PASSAGE SHOWN below:

12 Aquarii

Observation data Epoch J2000 Equinox J2000
- Constellation: Aquarius
- Right ascension: 21^{h} 04^{m} 04.72438^{s}
- Declination: −05° 49′ 23.0347″
- Apparent magnitude (V): 5.67 (5.88 + 7.55)

Characteristics
- Spectral type: K0/1 III + A3 V or G4 II + A3+ + (A4)

Astrometry
- Radial velocity (R_{v}): +1.1±0.3 km/s
- Proper motion (μ): RA: +20.35 mas/yr Dec.: -6.67 mas/yr
- Parallax (π): 6.50±0.88 mas
- Distance: approx. 500 ly (approx. 150 pc)
- Absolute magnitude (M_{V}): 0.1 + 1.4 + 1.5

Details

12 Aqr Aa/Ab
- Mass: 2.6/2.0 M_{☉}
- Temperature: 5,012/8,511 K

12 Aqr B
- Mass: 1.9 M_{☉}
- Temperature: 8,318 K
- Other designations: 12 Aqr, BD−06°5664, HIP 103981, ADS 14592, CCDM J21041-0549AB, WDS J21041-0549AB

Database references
- SIMBAD: 12 Aqr

= 12 Aquarii =

Star system in the constellation Aquarius

12 Aquarii is a triple star system in the zodiac constellation of Aquarius. 12 Aquarii is the Flamsteed designation. It is visible to the naked eye as a dim star with an apparent visual magnitude of 5.67. Parallax measurements by Hipparcos puts it at a distance of some 500 light-years, or 150 parsecs away. The system is moving further from the Earth with a heliocentric radial velocity of +1.1 km/s.

End of PASSAGE SHOWN.
INFORMATION SUPPLIED below:

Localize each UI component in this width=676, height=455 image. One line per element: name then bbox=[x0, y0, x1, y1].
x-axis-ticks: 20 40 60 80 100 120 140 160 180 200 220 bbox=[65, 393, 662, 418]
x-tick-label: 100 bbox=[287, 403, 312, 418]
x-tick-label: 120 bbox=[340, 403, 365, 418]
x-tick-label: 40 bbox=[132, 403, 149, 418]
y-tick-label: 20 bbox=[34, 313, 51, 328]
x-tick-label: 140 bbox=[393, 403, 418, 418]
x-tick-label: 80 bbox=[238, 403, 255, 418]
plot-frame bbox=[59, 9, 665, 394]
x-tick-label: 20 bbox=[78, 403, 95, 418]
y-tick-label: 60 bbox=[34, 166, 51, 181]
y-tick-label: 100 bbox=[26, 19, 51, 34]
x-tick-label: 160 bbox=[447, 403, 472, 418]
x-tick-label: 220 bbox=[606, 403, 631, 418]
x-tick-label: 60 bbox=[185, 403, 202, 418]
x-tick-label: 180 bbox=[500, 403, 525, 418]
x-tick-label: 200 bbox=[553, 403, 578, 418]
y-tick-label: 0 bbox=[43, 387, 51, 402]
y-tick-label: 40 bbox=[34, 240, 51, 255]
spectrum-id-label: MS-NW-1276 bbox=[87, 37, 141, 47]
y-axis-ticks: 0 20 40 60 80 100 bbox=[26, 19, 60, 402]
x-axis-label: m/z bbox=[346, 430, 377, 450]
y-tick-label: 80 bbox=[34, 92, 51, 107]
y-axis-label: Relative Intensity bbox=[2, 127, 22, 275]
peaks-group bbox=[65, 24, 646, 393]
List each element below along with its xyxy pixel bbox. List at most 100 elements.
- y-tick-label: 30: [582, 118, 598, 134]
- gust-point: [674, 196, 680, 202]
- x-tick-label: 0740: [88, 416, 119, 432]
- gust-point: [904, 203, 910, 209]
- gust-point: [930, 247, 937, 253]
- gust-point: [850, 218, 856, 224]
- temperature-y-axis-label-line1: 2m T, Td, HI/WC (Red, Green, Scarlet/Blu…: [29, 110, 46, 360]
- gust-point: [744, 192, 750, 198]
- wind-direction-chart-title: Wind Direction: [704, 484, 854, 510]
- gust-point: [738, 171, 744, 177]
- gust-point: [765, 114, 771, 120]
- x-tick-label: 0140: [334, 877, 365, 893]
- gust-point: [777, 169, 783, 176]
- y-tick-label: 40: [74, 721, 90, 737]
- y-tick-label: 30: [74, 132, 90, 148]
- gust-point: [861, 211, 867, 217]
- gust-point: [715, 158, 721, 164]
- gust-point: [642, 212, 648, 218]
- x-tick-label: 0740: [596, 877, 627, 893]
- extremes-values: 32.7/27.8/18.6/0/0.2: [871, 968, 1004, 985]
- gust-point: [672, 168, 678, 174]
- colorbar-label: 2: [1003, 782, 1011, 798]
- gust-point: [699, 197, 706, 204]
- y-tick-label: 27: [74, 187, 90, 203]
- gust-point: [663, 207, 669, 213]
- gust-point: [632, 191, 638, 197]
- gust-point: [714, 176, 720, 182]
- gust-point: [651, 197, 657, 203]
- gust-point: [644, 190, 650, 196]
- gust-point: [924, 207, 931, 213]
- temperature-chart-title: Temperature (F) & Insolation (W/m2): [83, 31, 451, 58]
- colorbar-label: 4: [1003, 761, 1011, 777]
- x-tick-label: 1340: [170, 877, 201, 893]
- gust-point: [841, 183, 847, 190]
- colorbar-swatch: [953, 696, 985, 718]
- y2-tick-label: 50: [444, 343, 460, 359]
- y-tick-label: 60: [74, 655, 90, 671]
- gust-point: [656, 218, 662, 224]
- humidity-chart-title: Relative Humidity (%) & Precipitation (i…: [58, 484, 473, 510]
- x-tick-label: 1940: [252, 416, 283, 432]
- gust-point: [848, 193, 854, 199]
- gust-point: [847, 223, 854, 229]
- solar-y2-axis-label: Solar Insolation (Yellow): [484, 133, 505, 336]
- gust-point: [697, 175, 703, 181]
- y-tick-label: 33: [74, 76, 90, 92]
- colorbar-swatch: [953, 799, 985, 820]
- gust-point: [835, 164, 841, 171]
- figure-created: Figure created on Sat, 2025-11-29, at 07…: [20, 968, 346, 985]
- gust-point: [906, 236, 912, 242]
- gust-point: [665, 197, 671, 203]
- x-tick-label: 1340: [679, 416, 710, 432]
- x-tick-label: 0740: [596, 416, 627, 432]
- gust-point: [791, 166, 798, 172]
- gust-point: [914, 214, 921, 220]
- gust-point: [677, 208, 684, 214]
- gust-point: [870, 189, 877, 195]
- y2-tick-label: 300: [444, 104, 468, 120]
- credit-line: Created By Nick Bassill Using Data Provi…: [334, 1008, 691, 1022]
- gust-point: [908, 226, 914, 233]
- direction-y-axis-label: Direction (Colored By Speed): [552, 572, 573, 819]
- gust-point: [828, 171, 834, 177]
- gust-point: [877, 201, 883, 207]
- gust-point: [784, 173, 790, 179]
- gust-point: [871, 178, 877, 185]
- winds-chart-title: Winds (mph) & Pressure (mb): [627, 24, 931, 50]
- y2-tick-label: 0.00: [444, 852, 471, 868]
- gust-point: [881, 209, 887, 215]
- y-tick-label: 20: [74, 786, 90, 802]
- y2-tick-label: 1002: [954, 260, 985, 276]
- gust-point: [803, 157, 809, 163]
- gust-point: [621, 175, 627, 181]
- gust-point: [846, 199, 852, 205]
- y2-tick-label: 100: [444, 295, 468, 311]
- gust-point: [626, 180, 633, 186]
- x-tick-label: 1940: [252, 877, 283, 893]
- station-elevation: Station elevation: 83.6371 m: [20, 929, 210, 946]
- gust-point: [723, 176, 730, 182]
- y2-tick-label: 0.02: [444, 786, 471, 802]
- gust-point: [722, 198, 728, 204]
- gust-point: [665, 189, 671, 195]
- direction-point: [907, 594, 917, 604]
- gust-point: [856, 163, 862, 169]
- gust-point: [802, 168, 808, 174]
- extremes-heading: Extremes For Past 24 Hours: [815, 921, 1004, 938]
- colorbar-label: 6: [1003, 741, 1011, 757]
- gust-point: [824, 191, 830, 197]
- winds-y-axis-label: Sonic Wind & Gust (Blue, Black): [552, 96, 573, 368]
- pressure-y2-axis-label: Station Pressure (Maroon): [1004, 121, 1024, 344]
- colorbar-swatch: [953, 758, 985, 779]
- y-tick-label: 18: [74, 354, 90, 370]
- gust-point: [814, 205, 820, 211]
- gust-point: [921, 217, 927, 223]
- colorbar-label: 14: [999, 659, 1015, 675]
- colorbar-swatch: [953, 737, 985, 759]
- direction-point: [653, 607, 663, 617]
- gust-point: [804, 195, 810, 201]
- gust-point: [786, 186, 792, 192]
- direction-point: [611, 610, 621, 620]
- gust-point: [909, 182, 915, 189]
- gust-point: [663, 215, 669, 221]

End of INFORMATION SUPPLIED.

• _YOUR OBJECTIVE_:
Could you reproduce the 12 Aquarii text word for word, from its first line to its last?

• _ANSWER AREA_:
12 Aquarii

Observation data Epoch J2000 Equinox J2000
- Constellation: Aquarius
- Right ascension: 21^{h} 04^{m} 04.72438^{s}
- Declination: −05° 49′ 23.0347″
- Apparent magnitude (V): 5.67 (5.88 + 7.55)

Characteristics
- Spectral type: K0/1 III + A3 V or G4 II + A3+ + (A4)

Astrometry
- Radial velocity (R_{v}): +1.1±0.3 km/s
- Proper motion (μ): RA: +20.35 mas/yr Dec.: -6.67 mas/yr
- Parallax (π): 6.50±0.88 mas
- Distance: approx. 500 ly (approx. 150 pc)
- Absolute magnitude (M_{V}): 0.1 + 1.4 + 1.5

Details

12 Aqr Aa/Ab
- Mass: 2.6/2.0 M_{☉}
- Temperature: 5,012/8,511 K

12 Aqr B
- Mass: 1.9 M_{☉}
- Temperature: 8,318 K
- Other designations: 12 Aqr, BD−06°5664, HIP 103981, ADS 14592, CCDM J21041-0549AB, WDS J21041-0549AB

Database references
- SIMBAD: 12 Aqr

= 12 Aquarii =

Star system in the constellation Aquarius

12 Aquarii is a triple star system in the zodiac constellation of Aquarius. 12 Aquarii is the Flamsteed designation. It is visible to the naked eye as a dim star with an apparent visual magnitude of 5.67. Parallax measurements by Hipparcos puts it at a distance of some 500 light-years, or 150 parsecs away. The system is moving further from the Earth with a heliocentric radial velocity of +1.1 km/s.